» Task goal
Scan the entries and tally the lines that include the string "JSON". Reply with the figure alone.

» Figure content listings
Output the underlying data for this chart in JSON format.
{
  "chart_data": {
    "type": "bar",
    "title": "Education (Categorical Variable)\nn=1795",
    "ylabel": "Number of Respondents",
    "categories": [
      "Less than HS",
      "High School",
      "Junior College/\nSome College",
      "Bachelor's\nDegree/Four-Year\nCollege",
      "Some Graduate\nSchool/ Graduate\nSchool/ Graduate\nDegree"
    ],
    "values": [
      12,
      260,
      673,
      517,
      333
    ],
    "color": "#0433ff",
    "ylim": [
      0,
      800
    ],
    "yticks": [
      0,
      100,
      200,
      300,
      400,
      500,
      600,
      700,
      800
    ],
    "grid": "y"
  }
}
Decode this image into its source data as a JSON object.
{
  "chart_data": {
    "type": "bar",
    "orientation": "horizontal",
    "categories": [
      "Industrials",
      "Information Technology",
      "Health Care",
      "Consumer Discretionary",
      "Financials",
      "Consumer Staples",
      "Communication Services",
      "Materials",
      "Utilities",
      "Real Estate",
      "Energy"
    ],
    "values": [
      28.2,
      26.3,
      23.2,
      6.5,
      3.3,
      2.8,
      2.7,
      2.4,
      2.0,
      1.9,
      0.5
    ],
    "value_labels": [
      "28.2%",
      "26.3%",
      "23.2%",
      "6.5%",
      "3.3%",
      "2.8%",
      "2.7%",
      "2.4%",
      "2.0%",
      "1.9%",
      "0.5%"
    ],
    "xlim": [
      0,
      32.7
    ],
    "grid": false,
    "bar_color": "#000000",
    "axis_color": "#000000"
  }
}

» The result
2